### SHORT EXERCISE
Output every line of the data exactly as it appears.

--- START DATASET ---

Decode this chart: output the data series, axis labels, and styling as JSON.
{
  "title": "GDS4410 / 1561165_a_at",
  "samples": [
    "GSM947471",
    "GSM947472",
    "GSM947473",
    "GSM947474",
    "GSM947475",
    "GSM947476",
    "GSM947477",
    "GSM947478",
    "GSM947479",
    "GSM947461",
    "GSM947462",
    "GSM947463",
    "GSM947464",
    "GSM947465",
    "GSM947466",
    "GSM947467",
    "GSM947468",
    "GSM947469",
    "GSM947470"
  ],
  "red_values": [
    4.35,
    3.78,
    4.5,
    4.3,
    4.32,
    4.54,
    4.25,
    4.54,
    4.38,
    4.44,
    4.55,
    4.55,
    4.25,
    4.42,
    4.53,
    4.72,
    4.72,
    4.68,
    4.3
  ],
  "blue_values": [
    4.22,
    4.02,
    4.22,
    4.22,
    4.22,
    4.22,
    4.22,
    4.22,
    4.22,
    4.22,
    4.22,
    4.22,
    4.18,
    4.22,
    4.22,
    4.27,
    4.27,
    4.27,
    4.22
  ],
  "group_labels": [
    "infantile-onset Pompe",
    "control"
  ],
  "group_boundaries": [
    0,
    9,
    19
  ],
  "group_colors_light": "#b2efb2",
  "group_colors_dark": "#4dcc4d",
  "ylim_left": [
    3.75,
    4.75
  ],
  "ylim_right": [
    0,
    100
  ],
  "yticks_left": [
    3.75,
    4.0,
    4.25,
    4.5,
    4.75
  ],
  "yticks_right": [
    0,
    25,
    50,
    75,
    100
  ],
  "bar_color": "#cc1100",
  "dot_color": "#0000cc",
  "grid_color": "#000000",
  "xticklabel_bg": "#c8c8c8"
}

--- END DATASET ---

### CORRECT RESULT
Decode this chart: output the data series, axis labels, and styling as JSON.
{
  "title": "GDS4410 / 1561165_a_at",
  "samples": [
    "GSM947471",
    "GSM947472",
    "GSM947473",
    "GSM947474",
    "GSM947475",
    "GSM947476",
    "GSM947477",
    "GSM947478",
    "GSM947479",
    "GSM947461",
    "GSM947462",
    "GSM947463",
    "GSM947464",
    "GSM947465",
    "GSM947466",
    "GSM947467",
    "GSM947468",
    "GSM947469",
    "GSM947470"
  ],
  "red_values": [
    4.35,
    3.78,
    4.5,
    4.3,
    4.32,
    4.54,
    4.25,
    4.54,
    4.38,
    4.44,
    4.55,
    4.55,
    4.25,
    4.42,
    4.53,
    4.72,
    4.72,
    4.68,
    4.3
  ],
  "blue_values": [
    4.22,
    4.02,
    4.22,
    4.22,
    4.22,
    4.22,
    4.22,
    4.22,
    4.22,
    4.22,
    4.22,
    4.22,
    4.18,
    4.22,
    4.22,
    4.27,
    4.27,
    4.27,
    4.22
  ],
  "group_labels": [
    "infantile-onset Pompe",
    "control"
  ],
  "group_boundaries": [
    0,
    9,
    19
  ],
  "group_colors_light": "#b2efb2",
  "group_colors_dark": "#4dcc4d",
  "ylim_left": [
    3.75,
    4.75
  ],
  "ylim_right": [
    0,
    100
  ],
  "yticks_left": [
    3.75,
    4.0,
    4.25,
    4.5,
    4.75
  ],
  "yticks_right": [
    0,
    25,
    50,
    75,
    100
  ],
  "bar_color": "#cc1100",
  "dot_color": "#0000cc",
  "grid_color": "#000000",
  "xticklabel_bg": "#c8c8c8"
}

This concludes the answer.